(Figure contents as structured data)
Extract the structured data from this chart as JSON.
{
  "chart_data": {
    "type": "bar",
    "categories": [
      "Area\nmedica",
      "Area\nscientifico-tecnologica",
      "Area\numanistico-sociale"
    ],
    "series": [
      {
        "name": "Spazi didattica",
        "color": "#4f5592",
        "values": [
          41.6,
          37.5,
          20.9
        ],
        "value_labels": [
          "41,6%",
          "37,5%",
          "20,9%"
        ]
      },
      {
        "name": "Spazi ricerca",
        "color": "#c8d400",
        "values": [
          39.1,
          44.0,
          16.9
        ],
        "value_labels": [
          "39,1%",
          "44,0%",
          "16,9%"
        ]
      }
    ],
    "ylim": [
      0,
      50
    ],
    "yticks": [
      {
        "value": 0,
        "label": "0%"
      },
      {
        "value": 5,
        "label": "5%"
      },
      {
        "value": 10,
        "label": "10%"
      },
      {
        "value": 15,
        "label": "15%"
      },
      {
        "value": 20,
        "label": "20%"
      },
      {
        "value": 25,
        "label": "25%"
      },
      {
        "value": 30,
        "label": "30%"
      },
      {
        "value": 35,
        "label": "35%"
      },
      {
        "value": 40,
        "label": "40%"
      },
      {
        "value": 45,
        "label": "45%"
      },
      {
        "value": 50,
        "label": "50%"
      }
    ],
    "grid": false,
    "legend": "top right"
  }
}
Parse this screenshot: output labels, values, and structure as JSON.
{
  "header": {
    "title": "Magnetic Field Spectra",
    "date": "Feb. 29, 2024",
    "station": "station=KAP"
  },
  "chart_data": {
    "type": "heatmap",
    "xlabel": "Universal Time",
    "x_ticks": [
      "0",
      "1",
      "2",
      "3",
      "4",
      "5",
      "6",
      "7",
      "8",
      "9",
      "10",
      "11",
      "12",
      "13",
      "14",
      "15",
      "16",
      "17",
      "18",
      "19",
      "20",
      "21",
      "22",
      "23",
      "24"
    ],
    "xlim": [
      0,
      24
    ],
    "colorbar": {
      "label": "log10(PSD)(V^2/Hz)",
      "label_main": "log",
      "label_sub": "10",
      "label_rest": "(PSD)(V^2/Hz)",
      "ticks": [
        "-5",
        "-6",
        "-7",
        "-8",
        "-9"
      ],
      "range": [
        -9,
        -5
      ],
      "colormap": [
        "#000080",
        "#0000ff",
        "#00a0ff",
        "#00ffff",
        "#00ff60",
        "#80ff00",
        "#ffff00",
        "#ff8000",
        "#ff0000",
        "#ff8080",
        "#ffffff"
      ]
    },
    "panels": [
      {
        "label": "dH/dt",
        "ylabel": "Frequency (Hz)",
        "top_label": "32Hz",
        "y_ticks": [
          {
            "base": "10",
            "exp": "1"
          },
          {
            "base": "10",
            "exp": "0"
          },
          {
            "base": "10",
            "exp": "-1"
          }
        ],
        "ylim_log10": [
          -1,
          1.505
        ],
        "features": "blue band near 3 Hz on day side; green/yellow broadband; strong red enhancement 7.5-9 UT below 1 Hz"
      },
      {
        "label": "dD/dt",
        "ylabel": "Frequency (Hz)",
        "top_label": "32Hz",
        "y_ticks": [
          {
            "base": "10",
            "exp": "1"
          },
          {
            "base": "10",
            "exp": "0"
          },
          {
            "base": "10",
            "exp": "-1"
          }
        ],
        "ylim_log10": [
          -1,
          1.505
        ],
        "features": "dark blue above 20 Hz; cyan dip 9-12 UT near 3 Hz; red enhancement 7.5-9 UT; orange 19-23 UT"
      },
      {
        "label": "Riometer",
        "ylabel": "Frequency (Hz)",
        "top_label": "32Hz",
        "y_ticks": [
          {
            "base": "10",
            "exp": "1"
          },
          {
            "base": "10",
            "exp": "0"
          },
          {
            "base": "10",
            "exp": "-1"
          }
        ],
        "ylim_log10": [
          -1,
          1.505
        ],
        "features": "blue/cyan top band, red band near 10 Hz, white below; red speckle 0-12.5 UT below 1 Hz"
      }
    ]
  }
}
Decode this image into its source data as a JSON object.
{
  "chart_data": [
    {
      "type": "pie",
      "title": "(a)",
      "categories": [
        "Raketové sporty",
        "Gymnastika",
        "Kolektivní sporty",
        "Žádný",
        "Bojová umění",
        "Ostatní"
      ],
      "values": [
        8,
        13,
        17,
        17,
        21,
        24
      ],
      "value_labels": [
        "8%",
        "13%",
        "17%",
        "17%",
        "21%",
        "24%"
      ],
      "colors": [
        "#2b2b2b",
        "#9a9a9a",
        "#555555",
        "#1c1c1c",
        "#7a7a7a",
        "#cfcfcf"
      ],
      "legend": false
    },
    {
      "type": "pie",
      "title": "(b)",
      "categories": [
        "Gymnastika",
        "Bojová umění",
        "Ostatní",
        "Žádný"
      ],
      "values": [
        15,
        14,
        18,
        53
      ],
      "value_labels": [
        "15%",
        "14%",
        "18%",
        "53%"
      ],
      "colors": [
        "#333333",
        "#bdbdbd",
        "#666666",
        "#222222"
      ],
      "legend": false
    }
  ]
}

## Written instruction
Copy out each line of the data where the string "Spazi" appears.

## Written solution
        "name": "Spazi didattica",
        "name": "Spazi ricerca",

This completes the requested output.